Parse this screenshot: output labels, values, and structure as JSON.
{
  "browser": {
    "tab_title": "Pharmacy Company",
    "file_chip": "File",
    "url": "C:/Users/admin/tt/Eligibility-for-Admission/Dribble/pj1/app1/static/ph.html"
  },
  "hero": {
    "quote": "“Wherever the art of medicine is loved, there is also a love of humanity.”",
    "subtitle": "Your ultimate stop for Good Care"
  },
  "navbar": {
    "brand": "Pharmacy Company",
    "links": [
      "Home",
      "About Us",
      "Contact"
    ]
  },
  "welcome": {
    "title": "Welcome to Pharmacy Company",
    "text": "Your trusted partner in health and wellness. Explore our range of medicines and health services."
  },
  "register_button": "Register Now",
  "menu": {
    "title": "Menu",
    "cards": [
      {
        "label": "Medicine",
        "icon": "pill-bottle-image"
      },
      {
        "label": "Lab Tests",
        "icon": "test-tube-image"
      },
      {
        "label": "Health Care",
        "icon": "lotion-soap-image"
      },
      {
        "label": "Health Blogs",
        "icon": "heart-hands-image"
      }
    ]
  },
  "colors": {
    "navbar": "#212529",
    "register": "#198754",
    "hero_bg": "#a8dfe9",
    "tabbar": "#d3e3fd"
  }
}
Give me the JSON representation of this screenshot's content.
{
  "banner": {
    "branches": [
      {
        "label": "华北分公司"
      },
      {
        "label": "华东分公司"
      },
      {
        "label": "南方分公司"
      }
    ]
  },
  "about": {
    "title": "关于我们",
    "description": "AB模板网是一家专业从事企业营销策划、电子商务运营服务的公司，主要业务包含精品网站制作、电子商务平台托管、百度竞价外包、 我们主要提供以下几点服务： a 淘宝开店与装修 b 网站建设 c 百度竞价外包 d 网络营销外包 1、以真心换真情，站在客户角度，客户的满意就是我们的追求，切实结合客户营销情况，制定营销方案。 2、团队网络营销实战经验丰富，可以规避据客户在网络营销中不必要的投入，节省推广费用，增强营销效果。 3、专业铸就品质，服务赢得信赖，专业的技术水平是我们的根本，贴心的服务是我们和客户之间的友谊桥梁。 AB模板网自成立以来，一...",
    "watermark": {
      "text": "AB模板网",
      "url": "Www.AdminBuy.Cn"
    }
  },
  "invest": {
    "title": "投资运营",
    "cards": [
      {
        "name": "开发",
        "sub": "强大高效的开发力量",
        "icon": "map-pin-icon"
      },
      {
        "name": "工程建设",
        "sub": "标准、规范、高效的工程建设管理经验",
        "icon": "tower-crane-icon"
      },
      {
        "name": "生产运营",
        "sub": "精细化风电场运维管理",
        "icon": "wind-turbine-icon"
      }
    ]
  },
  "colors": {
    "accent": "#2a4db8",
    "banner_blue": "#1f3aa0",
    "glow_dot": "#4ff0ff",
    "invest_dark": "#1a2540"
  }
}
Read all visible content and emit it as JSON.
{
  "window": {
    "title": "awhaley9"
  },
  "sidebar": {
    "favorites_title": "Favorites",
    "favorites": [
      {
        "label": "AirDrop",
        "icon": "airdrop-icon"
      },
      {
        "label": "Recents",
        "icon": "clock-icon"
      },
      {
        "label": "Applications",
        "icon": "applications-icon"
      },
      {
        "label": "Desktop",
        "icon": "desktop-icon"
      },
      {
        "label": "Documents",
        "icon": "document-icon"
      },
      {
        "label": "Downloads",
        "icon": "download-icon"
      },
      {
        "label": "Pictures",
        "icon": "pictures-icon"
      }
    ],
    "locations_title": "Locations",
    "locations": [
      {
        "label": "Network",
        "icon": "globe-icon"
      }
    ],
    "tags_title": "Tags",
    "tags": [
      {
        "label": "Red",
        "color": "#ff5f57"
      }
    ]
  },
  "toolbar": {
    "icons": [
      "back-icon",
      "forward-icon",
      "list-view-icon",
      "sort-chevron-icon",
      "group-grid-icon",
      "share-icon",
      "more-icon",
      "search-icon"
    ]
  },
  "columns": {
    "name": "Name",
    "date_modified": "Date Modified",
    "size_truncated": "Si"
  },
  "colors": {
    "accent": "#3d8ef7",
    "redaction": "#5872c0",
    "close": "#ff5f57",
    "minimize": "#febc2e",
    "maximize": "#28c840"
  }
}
★ ★ ★ ★
* [TO DO] Repeat the listing in full, keeping every line exactly as it is.

* [SOLUTION TO THIS EXERCISE]
Parse this screenshot: output labels, values, and structure as JSON.
{
  "browser": {
    "tab_title": "Pharmacy Company",
    "file_chip": "File",
    "url": "C:/Users/admin/tt/Eligibility-for-Admission/Dribble/pj1/app1/static/ph.html"
  },
  "hero": {
    "quote": "“Wherever the art of medicine is loved, there is also a love of humanity.”",
    "subtitle": "Your ultimate stop for Good Care"
  },
  "navbar": {
    "brand": "Pharmacy Company",
    "links": [
      "Home",
      "About Us",
      "Contact"
    ]
  },
  "welcome": {
    "title": "Welcome to Pharmacy Company",
    "text": "Your trusted partner in health and wellness. Explore our range of medicines and health services."
  },
  "register_button": "Register Now",
  "menu": {
    "title": "Menu",
    "cards": [
      {
        "label": "Medicine",
        "icon": "pill-bottle-image"
      },
      {
        "label": "Lab Tests",
        "icon": "test-tube-image"
      },
      {
        "label": "Health Care",
        "icon": "lotion-soap-image"
      },
      {
        "label": "Health Blogs",
        "icon": "heart-hands-image"
      }
    ]
  },
  "colors": {
    "navbar": "#212529",
    "register": "#198754",
    "hero_bg": "#a8dfe9",
    "tabbar": "#d3e3fd"
  }
}
Give me the JSON representation of this screenshot's content.
{
  "banner": {
    "branches": [
      {
        "label": "华北分公司"
      },
      {
        "label": "华东分公司"
      },
      {
        "label": "南方分公司"
      }
    ]
  },
  "about": {
    "title": "关于我们",
    "description": "AB模板网是一家专业从事企业营销策划、电子商务运营服务的公司，主要业务包含精品网站制作、电子商务平台托管、百度竞价外包、 我们主要提供以下几点服务： a 淘宝开店与装修 b 网站建设 c 百度竞价外包 d 网络营销外包 1、以真心换真情，站在客户角度，客户的满意就是我们的追求，切实结合客户营销情况，制定营销方案。 2、团队网络营销实战经验丰富，可以规避据客户在网络营销中不必要的投入，节省推广费用，增强营销效果。 3、专业铸就品质，服务赢得信赖，专业的技术水平是我们的根本，贴心的服务是我们和客户之间的友谊桥梁。 AB模板网自成立以来，一...",
    "watermark": {
      "text": "AB模板网",
      "url": "Www.AdminBuy.Cn"
    }
  },
  "invest": {
    "title": "投资运营",
    "cards": [
      {
        "name": "开发",
        "sub": "强大高效的开发力量",
        "icon": "map-pin-icon"
      },
      {
        "name": "工程建设",
        "sub": "标准、规范、高效的工程建设管理经验",
        "icon": "tower-crane-icon"
      },
      {
        "name": "生产运营",
        "sub": "精细化风电场运维管理",
        "icon": "wind-turbine-icon"
      }
    ]
  },
  "colors": {
    "accent": "#2a4db8",
    "banner_blue": "#1f3aa0",
    "glow_dot": "#4ff0ff",
    "invest_dark": "#1a2540"
  }
}
Read all visible content and emit it as JSON.
{
  "window": {
    "title": "awhaley9"
  },
  "sidebar": {
    "favorites_title": "Favorites",
    "favorites": [
      {
        "label": "AirDrop",
        "icon": "airdrop-icon"
      },
      {
        "label": "Recents",
        "icon": "clock-icon"
      },
      {
        "label": "Applications",
        "icon": "applications-icon"
      },
      {
        "label": "Desktop",
        "icon": "desktop-icon"
      },
      {
        "label": "Documents",
        "icon": "document-icon"
      },
      {
        "label": "Downloads",
        "icon": "download-icon"
      },
      {
        "label": "Pictures",
        "icon": "pictures-icon"
      }
    ],
    "locations_title": "Locations",
    "locations": [
      {
        "label": "Network",
        "icon": "globe-icon"
      }
    ],
    "tags_title": "Tags",
    "tags": [
      {
        "label": "Red",
        "color": "#ff5f57"
      }
    ]
  },
  "toolbar": {
    "icons": [
      "back-icon",
      "forward-icon",
      "list-view-icon",
      "sort-chevron-icon",
      "group-grid-icon",
      "share-icon",
      "more-icon",
      "search-icon"
    ]
  },
  "columns": {
    "name": "Name",
    "date_modified": "Date Modified",
    "size_truncated": "Si"
  },
  "colors": {
    "accent": "#3d8ef7",
    "redaction": "#5872c0",
    "close": "#ff5f57",
    "minimize": "#febc2e",
    "maximize": "#28c840"
  }
}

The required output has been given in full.